DIRECTIONS FOR THIS TASK: Copy out all of the records below, putting "x-axis-tick" wherever "x-tick-label" occurs and leaving everything else as it is.

GIVEN RECORDS:
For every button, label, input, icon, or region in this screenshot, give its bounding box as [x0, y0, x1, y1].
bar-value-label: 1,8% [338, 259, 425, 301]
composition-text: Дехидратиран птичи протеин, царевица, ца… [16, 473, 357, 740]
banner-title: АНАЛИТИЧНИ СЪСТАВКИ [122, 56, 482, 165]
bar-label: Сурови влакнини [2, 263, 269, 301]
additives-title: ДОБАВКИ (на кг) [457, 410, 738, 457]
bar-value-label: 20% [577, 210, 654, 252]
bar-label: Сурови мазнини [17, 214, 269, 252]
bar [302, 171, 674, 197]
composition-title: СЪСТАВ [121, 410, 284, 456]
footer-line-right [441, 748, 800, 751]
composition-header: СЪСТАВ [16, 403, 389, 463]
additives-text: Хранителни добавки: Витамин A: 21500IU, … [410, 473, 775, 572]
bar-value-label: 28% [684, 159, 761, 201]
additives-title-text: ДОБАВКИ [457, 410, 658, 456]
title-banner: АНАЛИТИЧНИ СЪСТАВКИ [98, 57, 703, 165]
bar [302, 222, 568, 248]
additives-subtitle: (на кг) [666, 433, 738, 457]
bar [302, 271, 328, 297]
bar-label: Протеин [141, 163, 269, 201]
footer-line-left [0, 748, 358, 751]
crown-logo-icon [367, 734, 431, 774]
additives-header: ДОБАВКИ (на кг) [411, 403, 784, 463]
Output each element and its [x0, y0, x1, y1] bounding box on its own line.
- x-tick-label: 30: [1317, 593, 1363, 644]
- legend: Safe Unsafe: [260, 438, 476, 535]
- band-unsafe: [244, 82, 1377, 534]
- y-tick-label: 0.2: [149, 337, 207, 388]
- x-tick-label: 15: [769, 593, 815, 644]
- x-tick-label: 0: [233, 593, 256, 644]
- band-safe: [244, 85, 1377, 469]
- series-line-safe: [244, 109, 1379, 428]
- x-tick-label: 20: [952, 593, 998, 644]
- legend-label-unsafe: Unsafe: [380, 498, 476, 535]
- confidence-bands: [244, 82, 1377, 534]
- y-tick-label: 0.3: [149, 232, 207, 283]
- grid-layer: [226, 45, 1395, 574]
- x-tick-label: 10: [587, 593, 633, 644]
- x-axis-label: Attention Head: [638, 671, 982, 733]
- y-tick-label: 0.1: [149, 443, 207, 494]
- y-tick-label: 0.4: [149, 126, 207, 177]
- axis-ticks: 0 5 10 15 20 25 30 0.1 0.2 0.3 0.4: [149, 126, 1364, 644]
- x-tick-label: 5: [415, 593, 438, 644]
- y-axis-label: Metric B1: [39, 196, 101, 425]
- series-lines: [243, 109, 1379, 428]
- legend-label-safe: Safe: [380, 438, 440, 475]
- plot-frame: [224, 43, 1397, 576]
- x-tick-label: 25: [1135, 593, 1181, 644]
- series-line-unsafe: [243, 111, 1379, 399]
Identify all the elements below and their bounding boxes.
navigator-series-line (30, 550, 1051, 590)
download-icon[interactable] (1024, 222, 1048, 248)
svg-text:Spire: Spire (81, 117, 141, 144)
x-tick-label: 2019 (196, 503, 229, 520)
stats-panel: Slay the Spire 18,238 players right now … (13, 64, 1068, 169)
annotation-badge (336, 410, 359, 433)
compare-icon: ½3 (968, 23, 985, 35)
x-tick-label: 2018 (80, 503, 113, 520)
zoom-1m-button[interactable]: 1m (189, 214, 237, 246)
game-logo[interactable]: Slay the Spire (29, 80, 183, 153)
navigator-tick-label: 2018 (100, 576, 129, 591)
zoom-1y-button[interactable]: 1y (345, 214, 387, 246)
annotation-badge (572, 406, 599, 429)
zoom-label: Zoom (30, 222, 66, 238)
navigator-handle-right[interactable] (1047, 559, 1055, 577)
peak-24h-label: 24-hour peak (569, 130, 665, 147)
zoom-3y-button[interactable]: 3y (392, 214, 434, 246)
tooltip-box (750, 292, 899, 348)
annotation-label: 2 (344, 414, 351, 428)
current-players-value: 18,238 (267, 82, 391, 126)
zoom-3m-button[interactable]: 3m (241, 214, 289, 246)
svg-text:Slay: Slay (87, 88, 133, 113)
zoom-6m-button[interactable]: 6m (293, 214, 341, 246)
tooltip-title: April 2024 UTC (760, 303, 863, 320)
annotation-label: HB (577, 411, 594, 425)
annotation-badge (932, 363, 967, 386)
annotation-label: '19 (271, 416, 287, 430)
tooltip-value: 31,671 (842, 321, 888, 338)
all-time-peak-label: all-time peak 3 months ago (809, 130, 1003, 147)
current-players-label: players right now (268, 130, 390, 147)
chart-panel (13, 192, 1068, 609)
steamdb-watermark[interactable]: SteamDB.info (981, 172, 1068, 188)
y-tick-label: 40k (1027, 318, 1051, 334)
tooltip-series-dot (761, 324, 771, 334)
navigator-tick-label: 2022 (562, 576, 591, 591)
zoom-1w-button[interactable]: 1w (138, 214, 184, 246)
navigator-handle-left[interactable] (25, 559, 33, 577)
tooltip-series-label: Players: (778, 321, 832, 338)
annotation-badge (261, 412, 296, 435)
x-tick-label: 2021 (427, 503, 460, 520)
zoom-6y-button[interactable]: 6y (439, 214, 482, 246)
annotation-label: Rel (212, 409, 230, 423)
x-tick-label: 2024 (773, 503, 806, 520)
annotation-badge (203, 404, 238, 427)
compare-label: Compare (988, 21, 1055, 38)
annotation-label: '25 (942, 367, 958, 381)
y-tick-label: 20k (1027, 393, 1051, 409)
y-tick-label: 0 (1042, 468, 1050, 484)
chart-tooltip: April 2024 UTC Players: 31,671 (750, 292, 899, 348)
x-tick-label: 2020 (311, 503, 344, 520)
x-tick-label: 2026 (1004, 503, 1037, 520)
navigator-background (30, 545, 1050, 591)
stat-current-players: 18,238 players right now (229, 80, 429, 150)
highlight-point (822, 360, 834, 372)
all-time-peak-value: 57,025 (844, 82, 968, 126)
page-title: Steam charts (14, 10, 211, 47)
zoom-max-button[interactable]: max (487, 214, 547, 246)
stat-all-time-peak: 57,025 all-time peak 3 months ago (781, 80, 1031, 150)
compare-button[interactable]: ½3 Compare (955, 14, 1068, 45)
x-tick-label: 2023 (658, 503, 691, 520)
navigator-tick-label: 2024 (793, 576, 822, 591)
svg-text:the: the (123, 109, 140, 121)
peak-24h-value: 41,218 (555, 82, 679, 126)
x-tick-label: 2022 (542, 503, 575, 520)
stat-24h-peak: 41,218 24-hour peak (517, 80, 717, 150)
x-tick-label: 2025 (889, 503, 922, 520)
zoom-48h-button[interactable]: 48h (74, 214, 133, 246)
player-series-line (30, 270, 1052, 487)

THE SOLUTION:
For every button, label, input, icon, or region in this screenshot, give its bounding box as [x0, y0, x1, y1].
bar-value-label: 1,8% [338, 259, 425, 301]
composition-text: Дехидратиран птичи протеин, царевица, ца… [16, 473, 357, 740]
banner-title: АНАЛИТИЧНИ СЪСТАВКИ [122, 56, 482, 165]
bar-label: Сурови влакнини [2, 263, 269, 301]
additives-title: ДОБАВКИ (на кг) [457, 410, 738, 457]
bar-value-label: 20% [577, 210, 654, 252]
bar-label: Сурови мазнини [17, 214, 269, 252]
bar [302, 171, 674, 197]
composition-title: СЪСТАВ [121, 410, 284, 456]
footer-line-right [441, 748, 800, 751]
composition-header: СЪСТАВ [16, 403, 389, 463]
additives-text: Хранителни добавки: Витамин A: 21500IU, … [410, 473, 775, 572]
bar-value-label: 28% [684, 159, 761, 201]
additives-title-text: ДОБАВКИ [457, 410, 658, 456]
title-banner: АНАЛИТИЧНИ СЪСТАВКИ [98, 57, 703, 165]
bar [302, 222, 568, 248]
additives-subtitle: (на кг) [666, 433, 738, 457]
bar [302, 271, 328, 297]
bar-label: Протеин [141, 163, 269, 201]
footer-line-left [0, 748, 358, 751]
crown-logo-icon [367, 734, 431, 774]
additives-header: ДОБАВКИ (на кг) [411, 403, 784, 463]
Output each element and its [x0, y0, x1, y1] bounding box on its own line.
- x-axis-tick: 30: [1317, 593, 1363, 644]
- legend: Safe Unsafe: [260, 438, 476, 535]
- band-unsafe: [244, 82, 1377, 534]
- y-tick-label: 0.2: [149, 337, 207, 388]
- x-axis-tick: 15: [769, 593, 815, 644]
- x-axis-tick: 0: [233, 593, 256, 644]
- band-safe: [244, 85, 1377, 469]
- series-line-safe: [244, 109, 1379, 428]
- x-axis-tick: 20: [952, 593, 998, 644]
- legend-label-unsafe: Unsafe: [380, 498, 476, 535]
- confidence-bands: [244, 82, 1377, 534]
- y-tick-label: 0.3: [149, 232, 207, 283]
- grid-layer: [226, 45, 1395, 574]
- x-axis-tick: 10: [587, 593, 633, 644]
- x-axis-label: Attention Head: [638, 671, 982, 733]
- y-tick-label: 0.1: [149, 443, 207, 494]
- y-tick-label: 0.4: [149, 126, 207, 177]
- axis-ticks: 0 5 10 15 20 25 30 0.1 0.2 0.3 0.4: [149, 126, 1364, 644]
- x-axis-tick: 5: [415, 593, 438, 644]
- y-axis-label: Metric B1: [39, 196, 101, 425]
- series-lines: [243, 109, 1379, 428]
- legend-label-safe: Safe: [380, 438, 440, 475]
- plot-frame: [224, 43, 1397, 576]
- x-axis-tick: 25: [1135, 593, 1181, 644]
- series-line-unsafe: [243, 111, 1379, 399]
Identify all the elements below and their bounding boxes.
navigator-series-line (30, 550, 1051, 590)
download-icon[interactable] (1024, 222, 1048, 248)
svg-text:Spire: Spire (81, 117, 141, 144)
x-axis-tick: 2019 (196, 503, 229, 520)
stats-panel: Slay the Spire 18,238 players right now … (13, 64, 1068, 169)
annotation-badge (336, 410, 359, 433)
compare-icon: ½3 (968, 23, 985, 35)
x-axis-tick: 2018 (80, 503, 113, 520)
zoom-1m-button[interactable]: 1m (189, 214, 237, 246)
game-logo[interactable]: Slay the Spire (29, 80, 183, 153)
navigator-tick-label: 2018 (100, 576, 129, 591)
zoom-1y-button[interactable]: 1y (345, 214, 387, 246)
annotation-badge (572, 406, 599, 429)
zoom-label: Zoom (30, 222, 66, 238)
navigator-handle-right[interactable] (1047, 559, 1055, 577)
peak-24h-label: 24-hour peak (569, 130, 665, 147)
zoom-3y-button[interactable]: 3y (392, 214, 434, 246)
tooltip-box (750, 292, 899, 348)
annotation-label: 2 (344, 414, 351, 428)
current-players-value: 18,238 (267, 82, 391, 126)
zoom-3m-button[interactable]: 3m (241, 214, 289, 246)
svg-text:Slay: Slay (87, 88, 133, 113)
zoom-6m-button[interactable]: 6m (293, 214, 341, 246)
tooltip-title: April 2024 UTC (760, 303, 863, 320)
annotation-label: HB (577, 411, 594, 425)
annotation-badge (932, 363, 967, 386)
annotation-label: '19 (271, 416, 287, 430)
tooltip-value: 31,671 (842, 321, 888, 338)
all-time-peak-label: all-time peak 3 months ago (809, 130, 1003, 147)
current-players-label: players right now (268, 130, 390, 147)
chart-panel (13, 192, 1068, 609)
steamdb-watermark[interactable]: SteamDB.info (981, 172, 1068, 188)
y-tick-label: 40k (1027, 318, 1051, 334)
tooltip-series-dot (761, 324, 771, 334)
navigator-tick-label: 2022 (562, 576, 591, 591)
zoom-1w-button[interactable]: 1w (138, 214, 184, 246)
navigator-handle-left[interactable] (25, 559, 33, 577)
tooltip-series-label: Players: (778, 321, 832, 338)
annotation-badge (261, 412, 296, 435)
x-axis-tick: 2021 (427, 503, 460, 520)
zoom-6y-button[interactable]: 6y (439, 214, 482, 246)
annotation-label: Rel (212, 409, 230, 423)
x-axis-tick: 2024 (773, 503, 806, 520)
annotation-badge (203, 404, 238, 427)
compare-label: Compare (988, 21, 1055, 38)
annotation-label: '25 (942, 367, 958, 381)
y-tick-label: 20k (1027, 393, 1051, 409)
y-tick-label: 0 (1042, 468, 1050, 484)
chart-tooltip: April 2024 UTC Players: 31,671 (750, 292, 899, 348)
x-axis-tick: 2020 (311, 503, 344, 520)
x-axis-tick: 2026 (1004, 503, 1037, 520)
navigator-background (30, 545, 1050, 591)
stat-current-players: 18,238 players right now (229, 80, 429, 150)
highlight-point (822, 360, 834, 372)
all-time-peak-value: 57,025 (844, 82, 968, 126)
page-title: Steam charts (14, 10, 211, 47)
zoom-max-button[interactable]: max (487, 214, 547, 246)
stat-all-time-peak: 57,025 all-time peak 3 months ago (781, 80, 1031, 150)
compare-button[interactable]: ½3 Compare (955, 14, 1068, 45)
x-axis-tick: 2023 (658, 503, 691, 520)
navigator-tick-label: 2024 (793, 576, 822, 591)
svg-text:the: the (123, 109, 140, 121)
peak-24h-value: 41,218 (555, 82, 679, 126)
x-axis-tick: 2022 (542, 503, 575, 520)
stat-24h-peak: 41,218 24-hour peak (517, 80, 717, 150)
x-axis-tick: 2025 (889, 503, 922, 520)
zoom-48h-button[interactable]: 48h (74, 214, 133, 246)
player-series-line (30, 270, 1052, 487)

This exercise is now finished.